**DATASET RECORDS**
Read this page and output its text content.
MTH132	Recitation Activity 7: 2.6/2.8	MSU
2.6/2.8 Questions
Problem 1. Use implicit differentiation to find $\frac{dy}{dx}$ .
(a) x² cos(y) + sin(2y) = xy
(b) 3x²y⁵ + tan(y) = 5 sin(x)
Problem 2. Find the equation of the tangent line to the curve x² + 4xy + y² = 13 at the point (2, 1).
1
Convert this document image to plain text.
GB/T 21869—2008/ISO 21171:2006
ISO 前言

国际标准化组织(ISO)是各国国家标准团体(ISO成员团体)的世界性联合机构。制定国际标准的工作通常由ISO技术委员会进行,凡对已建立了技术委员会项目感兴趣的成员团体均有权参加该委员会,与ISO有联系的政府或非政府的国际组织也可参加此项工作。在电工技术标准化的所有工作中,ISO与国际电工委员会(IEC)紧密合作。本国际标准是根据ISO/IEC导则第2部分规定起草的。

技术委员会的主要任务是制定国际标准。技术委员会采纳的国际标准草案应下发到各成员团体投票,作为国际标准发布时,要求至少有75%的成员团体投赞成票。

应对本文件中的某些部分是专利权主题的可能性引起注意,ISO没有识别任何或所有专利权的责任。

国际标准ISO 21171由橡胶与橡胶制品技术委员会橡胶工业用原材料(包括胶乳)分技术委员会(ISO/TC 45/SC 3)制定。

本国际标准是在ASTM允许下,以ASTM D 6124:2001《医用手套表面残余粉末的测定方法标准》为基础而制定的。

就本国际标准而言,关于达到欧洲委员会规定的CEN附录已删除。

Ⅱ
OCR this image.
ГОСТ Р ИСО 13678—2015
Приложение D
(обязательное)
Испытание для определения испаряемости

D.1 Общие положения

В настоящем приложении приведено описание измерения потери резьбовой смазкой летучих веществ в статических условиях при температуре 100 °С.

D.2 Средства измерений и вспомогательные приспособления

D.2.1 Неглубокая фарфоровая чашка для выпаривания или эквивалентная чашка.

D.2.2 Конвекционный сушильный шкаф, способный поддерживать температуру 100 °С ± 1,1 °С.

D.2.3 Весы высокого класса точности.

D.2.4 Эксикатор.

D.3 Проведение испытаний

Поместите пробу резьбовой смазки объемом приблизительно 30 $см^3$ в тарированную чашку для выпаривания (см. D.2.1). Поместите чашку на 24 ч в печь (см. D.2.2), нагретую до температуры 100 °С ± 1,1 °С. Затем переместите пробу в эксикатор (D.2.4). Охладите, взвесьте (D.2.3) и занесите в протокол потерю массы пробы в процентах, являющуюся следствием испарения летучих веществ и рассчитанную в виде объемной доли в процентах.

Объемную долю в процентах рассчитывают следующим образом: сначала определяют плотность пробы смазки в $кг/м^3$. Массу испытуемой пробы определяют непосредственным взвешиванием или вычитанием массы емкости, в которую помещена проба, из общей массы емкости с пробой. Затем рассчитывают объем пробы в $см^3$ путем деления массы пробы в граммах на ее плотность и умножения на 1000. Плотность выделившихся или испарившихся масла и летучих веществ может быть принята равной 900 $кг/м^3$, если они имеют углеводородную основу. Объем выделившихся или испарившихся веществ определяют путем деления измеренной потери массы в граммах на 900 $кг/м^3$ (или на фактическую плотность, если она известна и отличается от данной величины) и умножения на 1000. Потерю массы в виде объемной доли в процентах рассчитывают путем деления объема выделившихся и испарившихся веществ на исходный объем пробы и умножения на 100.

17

**WHAT IS REQUIRED**
Using the listing above, show every line that includes the string "this".

**EXERCISE RESULT**
Read this page and output its text content.
Convert this document image to plain text.
OCR this image.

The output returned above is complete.